-- begin Extracted material --

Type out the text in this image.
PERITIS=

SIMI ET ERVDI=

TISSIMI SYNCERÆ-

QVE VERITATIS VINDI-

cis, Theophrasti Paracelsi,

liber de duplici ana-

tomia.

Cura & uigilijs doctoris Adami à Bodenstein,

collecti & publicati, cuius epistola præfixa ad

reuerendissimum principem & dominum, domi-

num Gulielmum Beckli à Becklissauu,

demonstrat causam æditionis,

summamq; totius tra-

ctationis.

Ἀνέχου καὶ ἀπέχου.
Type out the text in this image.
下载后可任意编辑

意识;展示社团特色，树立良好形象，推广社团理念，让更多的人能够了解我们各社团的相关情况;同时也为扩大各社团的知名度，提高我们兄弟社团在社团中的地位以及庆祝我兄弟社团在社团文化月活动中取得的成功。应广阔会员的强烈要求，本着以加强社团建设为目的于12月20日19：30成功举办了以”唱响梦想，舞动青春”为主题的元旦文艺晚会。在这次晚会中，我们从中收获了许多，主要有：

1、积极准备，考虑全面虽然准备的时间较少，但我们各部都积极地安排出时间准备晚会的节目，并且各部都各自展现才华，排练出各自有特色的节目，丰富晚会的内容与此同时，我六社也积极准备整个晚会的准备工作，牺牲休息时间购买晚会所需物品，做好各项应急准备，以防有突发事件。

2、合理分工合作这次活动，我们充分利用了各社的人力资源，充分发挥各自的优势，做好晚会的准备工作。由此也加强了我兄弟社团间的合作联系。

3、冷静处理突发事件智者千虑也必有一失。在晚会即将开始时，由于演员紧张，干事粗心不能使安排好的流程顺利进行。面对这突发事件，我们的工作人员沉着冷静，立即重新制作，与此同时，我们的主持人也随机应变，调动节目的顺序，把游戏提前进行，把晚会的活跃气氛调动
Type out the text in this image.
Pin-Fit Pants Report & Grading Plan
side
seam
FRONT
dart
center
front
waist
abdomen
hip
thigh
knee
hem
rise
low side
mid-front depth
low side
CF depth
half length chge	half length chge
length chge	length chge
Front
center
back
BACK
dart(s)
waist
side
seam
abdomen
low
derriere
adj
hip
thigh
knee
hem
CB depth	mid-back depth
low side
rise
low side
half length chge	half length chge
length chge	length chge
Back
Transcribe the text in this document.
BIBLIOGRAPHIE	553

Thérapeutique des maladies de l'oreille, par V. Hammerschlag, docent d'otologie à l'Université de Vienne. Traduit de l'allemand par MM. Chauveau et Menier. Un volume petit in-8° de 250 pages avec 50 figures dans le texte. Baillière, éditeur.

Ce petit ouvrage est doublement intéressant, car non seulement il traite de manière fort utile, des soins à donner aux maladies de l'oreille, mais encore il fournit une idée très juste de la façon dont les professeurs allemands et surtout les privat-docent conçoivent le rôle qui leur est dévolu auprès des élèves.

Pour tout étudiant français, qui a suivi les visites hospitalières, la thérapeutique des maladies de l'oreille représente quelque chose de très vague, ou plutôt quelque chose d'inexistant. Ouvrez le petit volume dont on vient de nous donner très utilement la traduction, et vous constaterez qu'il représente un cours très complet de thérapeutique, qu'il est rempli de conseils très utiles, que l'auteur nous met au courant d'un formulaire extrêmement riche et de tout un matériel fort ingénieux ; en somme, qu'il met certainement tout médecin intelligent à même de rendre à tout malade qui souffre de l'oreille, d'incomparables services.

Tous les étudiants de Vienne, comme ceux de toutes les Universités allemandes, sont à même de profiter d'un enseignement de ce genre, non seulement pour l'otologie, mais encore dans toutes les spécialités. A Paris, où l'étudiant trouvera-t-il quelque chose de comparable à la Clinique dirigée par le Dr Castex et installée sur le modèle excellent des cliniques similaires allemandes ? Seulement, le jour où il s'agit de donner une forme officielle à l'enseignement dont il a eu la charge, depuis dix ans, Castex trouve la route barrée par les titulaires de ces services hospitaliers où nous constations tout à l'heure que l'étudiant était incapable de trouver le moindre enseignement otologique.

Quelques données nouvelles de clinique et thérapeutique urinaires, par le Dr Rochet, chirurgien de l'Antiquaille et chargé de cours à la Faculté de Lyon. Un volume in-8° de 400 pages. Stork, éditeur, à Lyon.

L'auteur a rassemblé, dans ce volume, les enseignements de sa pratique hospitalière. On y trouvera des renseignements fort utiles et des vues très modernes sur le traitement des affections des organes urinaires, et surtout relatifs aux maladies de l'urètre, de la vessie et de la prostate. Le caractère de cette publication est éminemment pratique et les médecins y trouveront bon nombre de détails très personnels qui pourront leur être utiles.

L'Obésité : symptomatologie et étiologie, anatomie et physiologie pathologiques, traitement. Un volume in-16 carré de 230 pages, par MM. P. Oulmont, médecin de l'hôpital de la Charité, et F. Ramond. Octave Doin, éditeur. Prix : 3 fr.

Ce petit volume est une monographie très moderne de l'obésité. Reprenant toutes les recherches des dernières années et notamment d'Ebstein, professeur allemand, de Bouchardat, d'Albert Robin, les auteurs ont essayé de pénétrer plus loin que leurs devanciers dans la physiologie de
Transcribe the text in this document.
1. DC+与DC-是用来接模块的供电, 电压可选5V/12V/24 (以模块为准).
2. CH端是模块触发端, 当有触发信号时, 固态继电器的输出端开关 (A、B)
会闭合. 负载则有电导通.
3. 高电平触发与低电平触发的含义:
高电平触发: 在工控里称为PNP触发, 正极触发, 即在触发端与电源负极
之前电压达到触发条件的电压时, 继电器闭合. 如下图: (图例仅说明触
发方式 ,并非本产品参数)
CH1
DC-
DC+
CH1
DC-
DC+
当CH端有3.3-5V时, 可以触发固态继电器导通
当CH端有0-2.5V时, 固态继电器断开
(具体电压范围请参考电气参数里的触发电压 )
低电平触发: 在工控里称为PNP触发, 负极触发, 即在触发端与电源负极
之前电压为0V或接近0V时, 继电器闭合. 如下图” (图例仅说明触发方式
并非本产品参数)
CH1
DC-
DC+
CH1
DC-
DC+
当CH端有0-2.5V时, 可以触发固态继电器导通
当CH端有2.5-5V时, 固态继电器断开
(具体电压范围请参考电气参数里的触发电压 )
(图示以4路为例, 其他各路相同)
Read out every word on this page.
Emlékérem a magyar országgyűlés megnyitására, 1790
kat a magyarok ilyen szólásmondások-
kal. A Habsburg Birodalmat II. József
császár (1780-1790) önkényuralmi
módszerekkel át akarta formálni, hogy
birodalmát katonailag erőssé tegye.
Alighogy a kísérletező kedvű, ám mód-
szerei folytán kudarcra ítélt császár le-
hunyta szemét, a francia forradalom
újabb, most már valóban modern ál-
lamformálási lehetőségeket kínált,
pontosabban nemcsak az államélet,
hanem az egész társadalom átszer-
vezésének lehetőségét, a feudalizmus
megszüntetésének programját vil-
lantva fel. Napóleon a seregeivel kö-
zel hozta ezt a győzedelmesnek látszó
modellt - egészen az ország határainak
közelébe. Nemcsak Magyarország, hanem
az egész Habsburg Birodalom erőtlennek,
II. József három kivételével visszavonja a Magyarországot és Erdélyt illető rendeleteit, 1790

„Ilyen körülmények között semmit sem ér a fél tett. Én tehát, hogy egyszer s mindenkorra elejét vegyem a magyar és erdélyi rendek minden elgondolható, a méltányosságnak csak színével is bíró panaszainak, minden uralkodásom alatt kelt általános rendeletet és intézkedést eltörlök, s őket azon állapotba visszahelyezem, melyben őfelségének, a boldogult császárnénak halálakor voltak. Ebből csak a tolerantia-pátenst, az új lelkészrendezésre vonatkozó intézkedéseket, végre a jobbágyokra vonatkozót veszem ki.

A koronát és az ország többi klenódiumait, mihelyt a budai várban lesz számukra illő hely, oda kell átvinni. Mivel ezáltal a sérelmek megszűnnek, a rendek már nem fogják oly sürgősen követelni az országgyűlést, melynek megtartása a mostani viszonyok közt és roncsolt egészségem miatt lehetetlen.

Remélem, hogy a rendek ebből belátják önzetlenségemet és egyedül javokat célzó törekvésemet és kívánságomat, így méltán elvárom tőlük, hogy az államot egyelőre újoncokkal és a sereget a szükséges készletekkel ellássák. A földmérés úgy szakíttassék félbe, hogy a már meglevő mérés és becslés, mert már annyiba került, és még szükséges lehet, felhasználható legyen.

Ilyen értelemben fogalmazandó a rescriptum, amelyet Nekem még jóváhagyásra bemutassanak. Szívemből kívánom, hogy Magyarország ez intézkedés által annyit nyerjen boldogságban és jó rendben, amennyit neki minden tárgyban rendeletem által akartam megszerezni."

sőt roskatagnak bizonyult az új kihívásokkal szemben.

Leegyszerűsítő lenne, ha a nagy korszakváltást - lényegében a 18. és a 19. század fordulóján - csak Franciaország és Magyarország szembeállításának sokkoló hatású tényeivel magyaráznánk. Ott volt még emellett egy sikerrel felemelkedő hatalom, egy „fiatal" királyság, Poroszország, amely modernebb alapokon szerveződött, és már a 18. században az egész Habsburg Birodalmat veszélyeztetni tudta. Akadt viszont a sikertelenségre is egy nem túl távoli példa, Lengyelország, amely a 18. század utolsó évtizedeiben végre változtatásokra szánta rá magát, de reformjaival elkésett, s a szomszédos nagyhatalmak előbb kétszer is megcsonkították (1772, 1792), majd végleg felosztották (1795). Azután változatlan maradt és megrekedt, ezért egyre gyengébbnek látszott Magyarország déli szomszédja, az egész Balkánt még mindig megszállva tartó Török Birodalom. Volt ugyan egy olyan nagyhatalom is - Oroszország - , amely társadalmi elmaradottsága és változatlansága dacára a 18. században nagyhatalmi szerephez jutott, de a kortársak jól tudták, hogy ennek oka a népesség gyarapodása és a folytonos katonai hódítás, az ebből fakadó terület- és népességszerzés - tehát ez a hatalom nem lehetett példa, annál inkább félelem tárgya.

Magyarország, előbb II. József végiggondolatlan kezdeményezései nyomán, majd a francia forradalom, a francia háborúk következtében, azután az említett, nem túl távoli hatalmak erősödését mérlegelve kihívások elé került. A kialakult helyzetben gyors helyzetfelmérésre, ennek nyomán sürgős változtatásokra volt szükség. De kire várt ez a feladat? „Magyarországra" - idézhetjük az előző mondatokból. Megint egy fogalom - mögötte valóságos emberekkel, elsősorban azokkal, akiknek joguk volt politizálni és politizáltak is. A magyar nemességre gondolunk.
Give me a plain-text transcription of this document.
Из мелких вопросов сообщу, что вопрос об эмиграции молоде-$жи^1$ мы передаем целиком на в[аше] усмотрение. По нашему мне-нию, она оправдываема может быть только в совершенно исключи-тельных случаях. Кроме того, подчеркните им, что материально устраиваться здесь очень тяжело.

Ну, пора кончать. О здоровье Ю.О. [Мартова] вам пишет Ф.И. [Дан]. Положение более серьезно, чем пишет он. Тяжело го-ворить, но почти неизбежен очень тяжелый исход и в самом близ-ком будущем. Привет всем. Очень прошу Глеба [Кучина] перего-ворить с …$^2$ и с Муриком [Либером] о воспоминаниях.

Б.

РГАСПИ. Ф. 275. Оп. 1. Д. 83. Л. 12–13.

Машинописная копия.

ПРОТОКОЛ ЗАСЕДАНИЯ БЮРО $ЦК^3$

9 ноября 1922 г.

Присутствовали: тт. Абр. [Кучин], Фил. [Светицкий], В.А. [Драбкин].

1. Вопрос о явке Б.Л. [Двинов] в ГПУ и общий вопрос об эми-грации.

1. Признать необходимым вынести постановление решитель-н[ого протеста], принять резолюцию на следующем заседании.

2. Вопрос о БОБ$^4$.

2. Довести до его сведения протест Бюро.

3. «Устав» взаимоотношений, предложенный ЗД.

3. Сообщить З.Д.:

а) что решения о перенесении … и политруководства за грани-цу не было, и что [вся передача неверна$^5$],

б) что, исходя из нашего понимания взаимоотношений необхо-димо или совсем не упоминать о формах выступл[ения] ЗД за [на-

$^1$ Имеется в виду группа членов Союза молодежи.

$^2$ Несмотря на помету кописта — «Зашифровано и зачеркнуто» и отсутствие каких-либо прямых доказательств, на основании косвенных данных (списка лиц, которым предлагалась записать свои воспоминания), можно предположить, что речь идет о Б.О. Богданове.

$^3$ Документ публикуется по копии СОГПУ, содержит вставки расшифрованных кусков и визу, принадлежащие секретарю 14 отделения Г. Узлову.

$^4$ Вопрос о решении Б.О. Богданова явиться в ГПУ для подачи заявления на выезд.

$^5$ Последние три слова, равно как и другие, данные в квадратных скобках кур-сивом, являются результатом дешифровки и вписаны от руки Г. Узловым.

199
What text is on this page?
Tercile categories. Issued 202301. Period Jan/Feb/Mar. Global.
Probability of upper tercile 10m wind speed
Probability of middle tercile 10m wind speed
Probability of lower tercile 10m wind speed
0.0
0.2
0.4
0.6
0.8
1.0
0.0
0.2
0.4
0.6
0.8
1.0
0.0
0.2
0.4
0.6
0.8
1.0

-- end Extracted material --

What you are asked to do:
Show all lines in the entries above where the string "继电器闭合" appears.

Exercise result:
之前电压达到触发条件的电压时, 继电器闭合. 如下图: (图例仅说明触
之前电压为0V或接近0V时, 继电器闭合. 如下图” (图例仅说明触发方式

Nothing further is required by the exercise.